What the exercise asks -
Your task is to reproduce the entries below word for word.

Record list -
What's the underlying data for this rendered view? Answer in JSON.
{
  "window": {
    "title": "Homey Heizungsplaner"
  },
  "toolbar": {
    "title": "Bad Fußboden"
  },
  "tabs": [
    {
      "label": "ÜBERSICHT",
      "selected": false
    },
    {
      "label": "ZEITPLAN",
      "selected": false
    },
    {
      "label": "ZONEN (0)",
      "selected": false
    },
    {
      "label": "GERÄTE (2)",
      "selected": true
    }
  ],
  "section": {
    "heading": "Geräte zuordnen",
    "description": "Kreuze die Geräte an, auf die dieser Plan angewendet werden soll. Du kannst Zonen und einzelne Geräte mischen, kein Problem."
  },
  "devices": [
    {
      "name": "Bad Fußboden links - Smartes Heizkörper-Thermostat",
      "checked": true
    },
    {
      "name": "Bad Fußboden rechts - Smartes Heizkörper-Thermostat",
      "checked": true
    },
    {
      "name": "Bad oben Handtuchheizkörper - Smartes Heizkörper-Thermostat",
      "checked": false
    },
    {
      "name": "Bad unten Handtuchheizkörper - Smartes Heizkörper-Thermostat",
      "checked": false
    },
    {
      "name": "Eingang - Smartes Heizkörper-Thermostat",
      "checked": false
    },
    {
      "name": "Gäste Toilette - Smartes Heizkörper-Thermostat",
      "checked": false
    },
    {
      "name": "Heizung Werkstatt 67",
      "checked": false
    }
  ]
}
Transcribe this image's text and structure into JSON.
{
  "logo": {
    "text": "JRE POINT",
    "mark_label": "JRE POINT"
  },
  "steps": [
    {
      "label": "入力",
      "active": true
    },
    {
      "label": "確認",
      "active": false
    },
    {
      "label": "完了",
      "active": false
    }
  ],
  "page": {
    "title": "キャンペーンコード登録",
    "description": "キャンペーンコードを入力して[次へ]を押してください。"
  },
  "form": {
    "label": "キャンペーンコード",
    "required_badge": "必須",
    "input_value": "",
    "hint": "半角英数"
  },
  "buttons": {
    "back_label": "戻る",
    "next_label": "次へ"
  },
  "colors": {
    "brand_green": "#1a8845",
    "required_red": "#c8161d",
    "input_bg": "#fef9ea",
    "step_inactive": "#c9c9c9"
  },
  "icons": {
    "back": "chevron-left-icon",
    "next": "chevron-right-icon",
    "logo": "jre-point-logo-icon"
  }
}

Correct result -
What's the underlying data for this rendered view? Answer in JSON.
{
  "window": {
    "title": "Homey Heizungsplaner"
  },
  "toolbar": {
    "title": "Bad Fußboden"
  },
  "tabs": [
    {
      "label": "ÜBERSICHT",
      "selected": false
    },
    {
      "label": "ZEITPLAN",
      "selected": false
    },
    {
      "label": "ZONEN (0)",
      "selected": false
    },
    {
      "label": "GERÄTE (2)",
      "selected": true
    }
  ],
  "section": {
    "heading": "Geräte zuordnen",
    "description": "Kreuze die Geräte an, auf die dieser Plan angewendet werden soll. Du kannst Zonen und einzelne Geräte mischen, kein Problem."
  },
  "devices": [
    {
      "name": "Bad Fußboden links - Smartes Heizkörper-Thermostat",
      "checked": true
    },
    {
      "name": "Bad Fußboden rechts - Smartes Heizkörper-Thermostat",
      "checked": true
    },
    {
      "name": "Bad oben Handtuchheizkörper - Smartes Heizkörper-Thermostat",
      "checked": false
    },
    {
      "name": "Bad unten Handtuchheizkörper - Smartes Heizkörper-Thermostat",
      "checked": false
    },
    {
      "name": "Eingang - Smartes Heizkörper-Thermostat",
      "checked": false
    },
    {
      "name": "Gäste Toilette - Smartes Heizkörper-Thermostat",
      "checked": false
    },
    {
      "name": "Heizung Werkstatt 67",
      "checked": false
    }
  ]
}
Transcribe this image's text and structure into JSON.
{
  "logo": {
    "text": "JRE POINT",
    "mark_label": "JRE POINT"
  },
  "steps": [
    {
      "label": "入力",
      "active": true
    },
    {
      "label": "確認",
      "active": false
    },
    {
      "label": "完了",
      "active": false
    }
  ],
  "page": {
    "title": "キャンペーンコード登録",
    "description": "キャンペーンコードを入力して[次へ]を押してください。"
  },
  "form": {
    "label": "キャンペーンコード",
    "required_badge": "必須",
    "input_value": "",
    "hint": "半角英数"
  },
  "buttons": {
    "back_label": "戻る",
    "next_label": "次へ"
  },
  "colors": {
    "brand_green": "#1a8845",
    "required_red": "#c8161d",
    "input_bg": "#fef9ea",
    "step_inactive": "#c9c9c9"
  },
  "icons": {
    "back": "chevron-left-icon",
    "next": "chevron-right-icon",
    "logo": "jre-point-logo-icon"
  }
}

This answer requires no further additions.